# Instruction
Every line of the data must be copied exactly.

--- START OF Available data ---

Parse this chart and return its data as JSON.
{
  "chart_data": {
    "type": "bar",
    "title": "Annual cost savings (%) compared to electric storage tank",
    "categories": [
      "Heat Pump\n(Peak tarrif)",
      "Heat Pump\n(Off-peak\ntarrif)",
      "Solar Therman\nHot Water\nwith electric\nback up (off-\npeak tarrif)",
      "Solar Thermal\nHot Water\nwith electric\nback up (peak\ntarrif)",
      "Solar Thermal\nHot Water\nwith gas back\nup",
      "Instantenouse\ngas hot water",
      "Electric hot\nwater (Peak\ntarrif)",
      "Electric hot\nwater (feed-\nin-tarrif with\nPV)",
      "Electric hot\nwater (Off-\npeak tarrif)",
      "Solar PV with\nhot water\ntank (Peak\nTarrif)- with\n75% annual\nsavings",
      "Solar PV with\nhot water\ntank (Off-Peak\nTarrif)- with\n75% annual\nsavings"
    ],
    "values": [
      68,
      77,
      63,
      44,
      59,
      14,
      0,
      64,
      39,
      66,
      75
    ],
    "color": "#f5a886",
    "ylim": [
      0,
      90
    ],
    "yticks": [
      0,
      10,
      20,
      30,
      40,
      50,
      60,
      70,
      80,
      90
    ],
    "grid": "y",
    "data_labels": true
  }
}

--- END OF Available data ---

# Written answer
Parse this chart and return its data as JSON.
{
  "chart_data": {
    "type": "bar",
    "title": "Annual cost savings (%) compared to electric storage tank",
    "categories": [
      "Heat Pump\n(Peak tarrif)",
      "Heat Pump\n(Off-peak\ntarrif)",
      "Solar Therman\nHot Water\nwith electric\nback up (off-\npeak tarrif)",
      "Solar Thermal\nHot Water\nwith electric\nback up (peak\ntarrif)",
      "Solar Thermal\nHot Water\nwith gas back\nup",
      "Instantenouse\ngas hot water",
      "Electric hot\nwater (Peak\ntarrif)",
      "Electric hot\nwater (feed-\nin-tarrif with\nPV)",
      "Electric hot\nwater (Off-\npeak tarrif)",
      "Solar PV with\nhot water\ntank (Peak\nTarrif)- with\n75% annual\nsavings",
      "Solar PV with\nhot water\ntank (Off-Peak\nTarrif)- with\n75% annual\nsavings"
    ],
    "values": [
      68,
      77,
      63,
      44,
      59,
      14,
      0,
      64,
      39,
      66,
      75
    ],
    "color": "#f5a886",
    "ylim": [
      0,
      90
    ],
    "yticks": [
      0,
      10,
      20,
      30,
      40,
      50,
      60,
      70,
      80,
      90
    ],
    "grid": "y",
    "data_labels": true
  }
}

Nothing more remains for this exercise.